> TASK OBJECTIVE: Your task is to repeat the entries exactly. Leave the pictures out.

> EXERCISE INPUT:
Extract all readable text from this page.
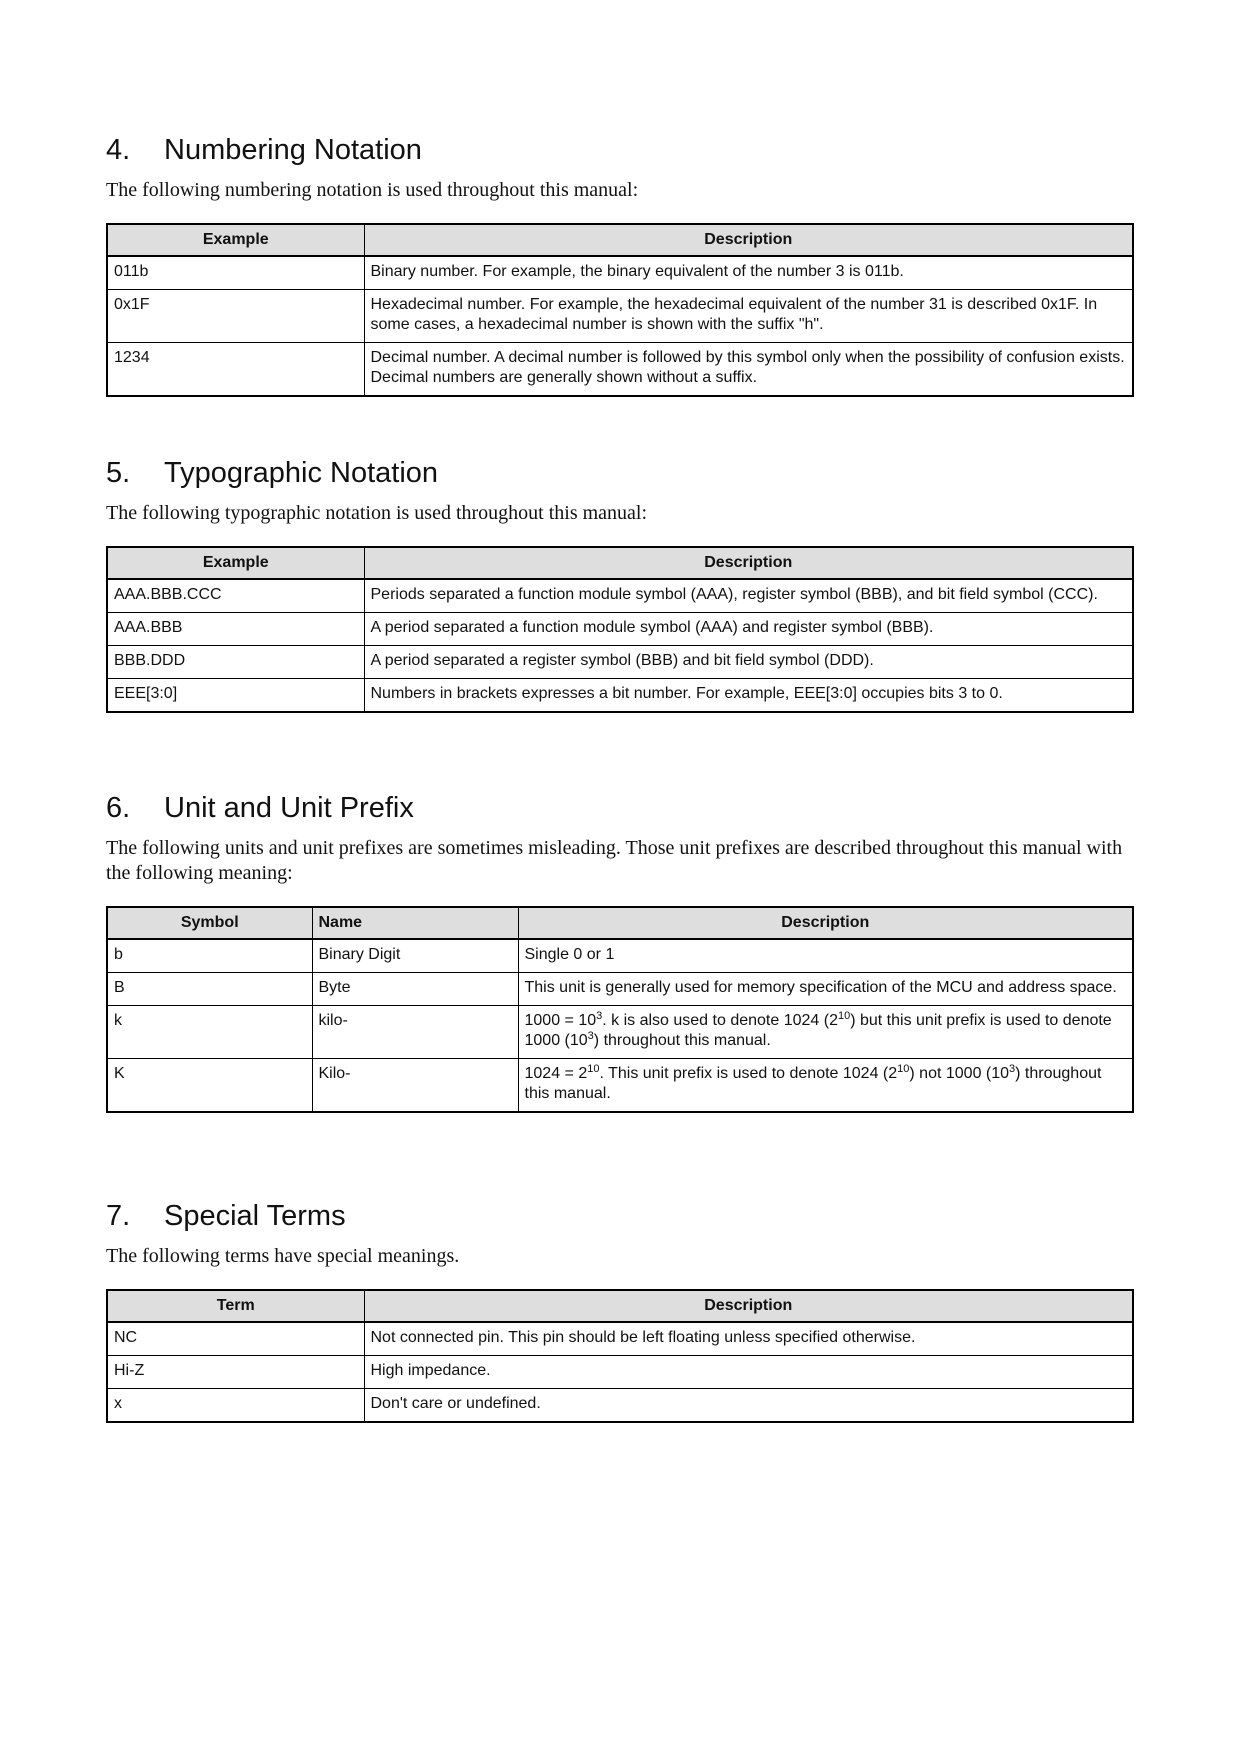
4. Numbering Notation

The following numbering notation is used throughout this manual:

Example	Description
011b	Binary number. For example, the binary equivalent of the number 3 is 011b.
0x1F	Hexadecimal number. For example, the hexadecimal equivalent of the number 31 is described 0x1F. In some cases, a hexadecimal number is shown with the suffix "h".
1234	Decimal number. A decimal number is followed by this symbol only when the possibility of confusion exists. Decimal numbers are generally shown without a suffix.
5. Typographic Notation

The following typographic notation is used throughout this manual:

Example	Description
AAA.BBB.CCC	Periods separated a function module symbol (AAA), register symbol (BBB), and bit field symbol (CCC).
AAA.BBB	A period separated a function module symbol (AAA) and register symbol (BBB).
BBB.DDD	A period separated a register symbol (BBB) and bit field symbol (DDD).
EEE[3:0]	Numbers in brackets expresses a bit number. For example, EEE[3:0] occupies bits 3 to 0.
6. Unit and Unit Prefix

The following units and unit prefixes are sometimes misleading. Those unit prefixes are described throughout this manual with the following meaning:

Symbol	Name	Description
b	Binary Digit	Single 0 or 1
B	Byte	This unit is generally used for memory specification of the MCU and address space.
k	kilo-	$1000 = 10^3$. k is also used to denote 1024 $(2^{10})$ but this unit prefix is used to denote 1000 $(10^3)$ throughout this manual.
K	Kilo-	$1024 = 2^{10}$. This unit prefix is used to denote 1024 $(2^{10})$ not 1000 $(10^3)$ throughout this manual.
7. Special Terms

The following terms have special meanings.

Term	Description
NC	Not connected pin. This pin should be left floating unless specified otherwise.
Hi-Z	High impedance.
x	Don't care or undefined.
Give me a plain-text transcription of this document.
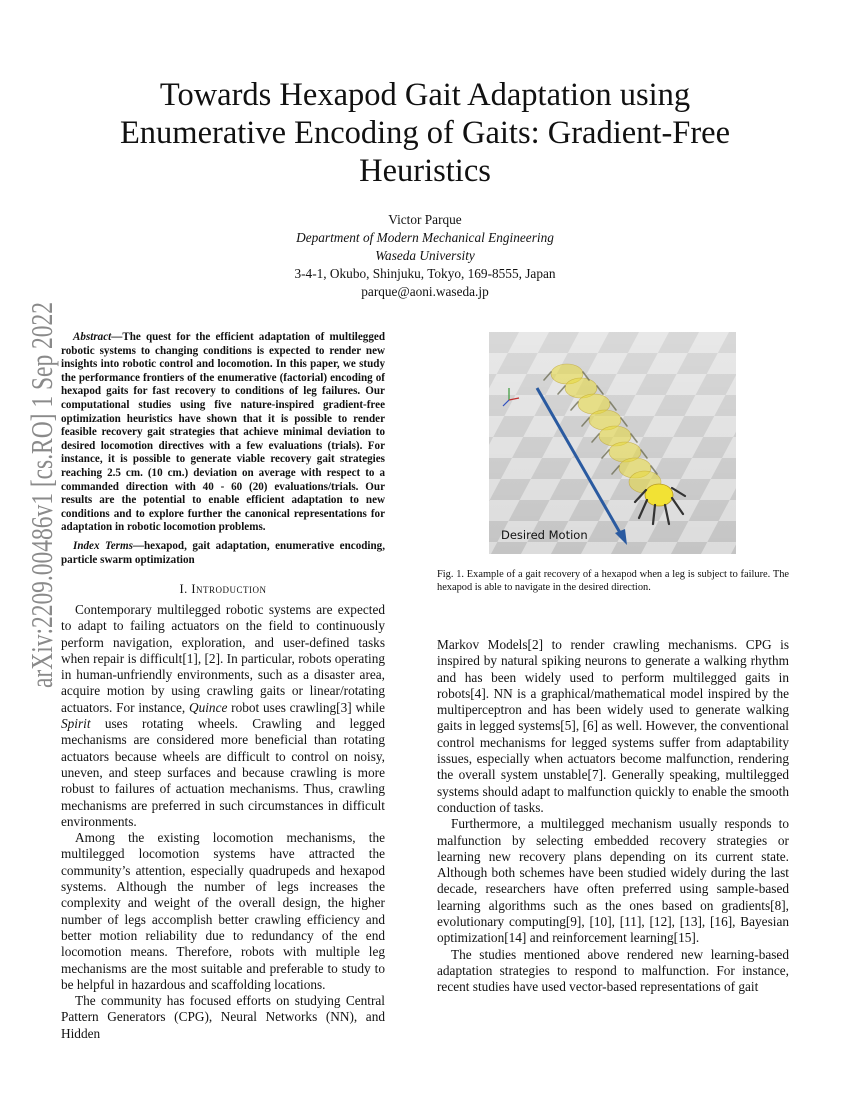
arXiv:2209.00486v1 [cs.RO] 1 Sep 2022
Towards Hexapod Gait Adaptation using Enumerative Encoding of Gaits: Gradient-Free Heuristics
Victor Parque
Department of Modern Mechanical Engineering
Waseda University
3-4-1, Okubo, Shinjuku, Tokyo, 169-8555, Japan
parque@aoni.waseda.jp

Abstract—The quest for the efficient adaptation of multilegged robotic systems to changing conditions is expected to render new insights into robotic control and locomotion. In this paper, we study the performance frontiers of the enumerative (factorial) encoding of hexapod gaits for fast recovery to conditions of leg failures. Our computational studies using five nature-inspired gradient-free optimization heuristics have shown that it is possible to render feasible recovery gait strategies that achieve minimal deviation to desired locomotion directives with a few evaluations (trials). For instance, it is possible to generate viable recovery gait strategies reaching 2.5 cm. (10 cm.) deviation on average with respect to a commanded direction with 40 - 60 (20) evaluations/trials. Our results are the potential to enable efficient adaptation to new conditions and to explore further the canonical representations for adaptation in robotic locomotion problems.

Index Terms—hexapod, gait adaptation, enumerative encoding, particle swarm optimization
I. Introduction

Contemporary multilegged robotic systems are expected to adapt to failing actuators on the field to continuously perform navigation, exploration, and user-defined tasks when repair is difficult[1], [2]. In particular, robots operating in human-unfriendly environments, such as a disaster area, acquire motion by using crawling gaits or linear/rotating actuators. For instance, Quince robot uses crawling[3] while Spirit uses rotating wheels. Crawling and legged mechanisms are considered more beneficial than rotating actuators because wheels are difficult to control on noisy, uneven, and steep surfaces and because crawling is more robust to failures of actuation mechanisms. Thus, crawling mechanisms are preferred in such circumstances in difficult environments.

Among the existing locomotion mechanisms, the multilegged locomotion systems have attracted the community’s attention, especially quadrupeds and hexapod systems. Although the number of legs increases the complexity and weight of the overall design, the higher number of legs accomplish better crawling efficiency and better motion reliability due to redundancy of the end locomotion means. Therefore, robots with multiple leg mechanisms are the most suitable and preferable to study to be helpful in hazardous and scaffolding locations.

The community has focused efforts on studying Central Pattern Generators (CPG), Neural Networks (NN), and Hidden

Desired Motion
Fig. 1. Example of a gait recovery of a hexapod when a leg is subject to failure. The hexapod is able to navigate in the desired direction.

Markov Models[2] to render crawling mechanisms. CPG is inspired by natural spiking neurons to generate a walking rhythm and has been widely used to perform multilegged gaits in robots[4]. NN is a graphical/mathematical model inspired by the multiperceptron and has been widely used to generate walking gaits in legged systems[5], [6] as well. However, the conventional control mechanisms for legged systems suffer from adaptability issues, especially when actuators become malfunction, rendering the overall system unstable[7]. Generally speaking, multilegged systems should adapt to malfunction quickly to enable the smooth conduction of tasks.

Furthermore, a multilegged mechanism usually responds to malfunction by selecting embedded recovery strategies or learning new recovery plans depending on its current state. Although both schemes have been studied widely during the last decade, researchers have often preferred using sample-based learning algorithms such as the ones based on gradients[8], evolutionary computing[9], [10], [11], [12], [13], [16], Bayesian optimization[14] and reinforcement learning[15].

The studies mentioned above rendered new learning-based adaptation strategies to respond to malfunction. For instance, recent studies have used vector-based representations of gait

> RESULT OF THIS EXERCISE:
Extract all readable text from this page.
4. Numbering Notation

The following numbering notation is used throughout this manual:

Example	Description
011b	Binary number. For example, the binary equivalent of the number 3 is 011b.
0x1F	Hexadecimal number. For example, the hexadecimal equivalent of the number 31 is described 0x1F. In some cases, a hexadecimal number is shown with the suffix "h".
1234	Decimal number. A decimal number is followed by this symbol only when the possibility of confusion exists. Decimal numbers are generally shown without a suffix.
5. Typographic Notation

The following typographic notation is used throughout this manual:

Example	Description
AAA.BBB.CCC	Periods separated a function module symbol (AAA), register symbol (BBB), and bit field symbol (CCC).
AAA.BBB	A period separated a function module symbol (AAA) and register symbol (BBB).
BBB.DDD	A period separated a register symbol (BBB) and bit field symbol (DDD).
EEE[3:0]	Numbers in brackets expresses a bit number. For example, EEE[3:0] occupies bits 3 to 0.
6. Unit and Unit Prefix

The following units and unit prefixes are sometimes misleading. Those unit prefixes are described throughout this manual with the following meaning:

Symbol	Name	Description
b	Binary Digit	Single 0 or 1
B	Byte	This unit is generally used for memory specification of the MCU and address space.
k	kilo-	$1000 = 10^3$. k is also used to denote 1024 $(2^{10})$ but this unit prefix is used to denote 1000 $(10^3)$ throughout this manual.
K	Kilo-	$1024 = 2^{10}$. This unit prefix is used to denote 1024 $(2^{10})$ not 1000 $(10^3)$ throughout this manual.
7. Special Terms

The following terms have special meanings.

Term	Description
NC	Not connected pin. This pin should be left floating unless specified otherwise.
Hi-Z	High impedance.
x	Don't care or undefined.
Give me a plain-text transcription of this document.
arXiv:2209.00486v1 [cs.RO] 1 Sep 2022
Towards Hexapod Gait Adaptation using Enumerative Encoding of Gaits: Gradient-Free Heuristics
Victor Parque
Department of Modern Mechanical Engineering
Waseda University
3-4-1, Okubo, Shinjuku, Tokyo, 169-8555, Japan
parque@aoni.waseda.jp

Abstract—The quest for the efficient adaptation of multilegged robotic systems to changing conditions is expected to render new insights into robotic control and locomotion. In this paper, we study the performance frontiers of the enumerative (factorial) encoding of hexapod gaits for fast recovery to conditions of leg failures. Our computational studies using five nature-inspired gradient-free optimization heuristics have shown that it is possible to render feasible recovery gait strategies that achieve minimal deviation to desired locomotion directives with a few evaluations (trials). For instance, it is possible to generate viable recovery gait strategies reaching 2.5 cm. (10 cm.) deviation on average with respect to a commanded direction with 40 - 60 (20) evaluations/trials. Our results are the potential to enable efficient adaptation to new conditions and to explore further the canonical representations for adaptation in robotic locomotion problems.

Index Terms—hexapod, gait adaptation, enumerative encoding, particle swarm optimization
I. Introduction

Contemporary multilegged robotic systems are expected to adapt to failing actuators on the field to continuously perform navigation, exploration, and user-defined tasks when repair is difficult[1], [2]. In particular, robots operating in human-unfriendly environments, such as a disaster area, acquire motion by using crawling gaits or linear/rotating actuators. For instance, Quince robot uses crawling[3] while Spirit uses rotating wheels. Crawling and legged mechanisms are considered more beneficial than rotating actuators because wheels are difficult to control on noisy, uneven, and steep surfaces and because crawling is more robust to failures of actuation mechanisms. Thus, crawling mechanisms are preferred in such circumstances in difficult environments.

Among the existing locomotion mechanisms, the multilegged locomotion systems have attracted the community’s attention, especially quadrupeds and hexapod systems. Although the number of legs increases the complexity and weight of the overall design, the higher number of legs accomplish better crawling efficiency and better motion reliability due to redundancy of the end locomotion means. Therefore, robots with multiple leg mechanisms are the most suitable and preferable to study to be helpful in hazardous and scaffolding locations.

The community has focused efforts on studying Central Pattern Generators (CPG), Neural Networks (NN), and Hidden

Desired Motion
Fig. 1. Example of a gait recovery of a hexapod when a leg is subject to failure. The hexapod is able to navigate in the desired direction.

Markov Models[2] to render crawling mechanisms. CPG is inspired by natural spiking neurons to generate a walking rhythm and has been widely used to perform multilegged gaits in robots[4]. NN is a graphical/mathematical model inspired by the multiperceptron and has been widely used to generate walking gaits in legged systems[5], [6] as well. However, the conventional control mechanisms for legged systems suffer from adaptability issues, especially when actuators become malfunction, rendering the overall system unstable[7]. Generally speaking, multilegged systems should adapt to malfunction quickly to enable the smooth conduction of tasks.

Furthermore, a multilegged mechanism usually responds to malfunction by selecting embedded recovery strategies or learning new recovery plans depending on its current state. Although both schemes have been studied widely during the last decade, researchers have often preferred using sample-based learning algorithms such as the ones based on gradients[8], evolutionary computing[9], [10], [11], [12], [13], [16], Bayesian optimization[14] and reinforcement learning[15].

The studies mentioned above rendered new learning-based adaptation strategies to respond to malfunction. For instance, recent studies have used vector-based representations of gait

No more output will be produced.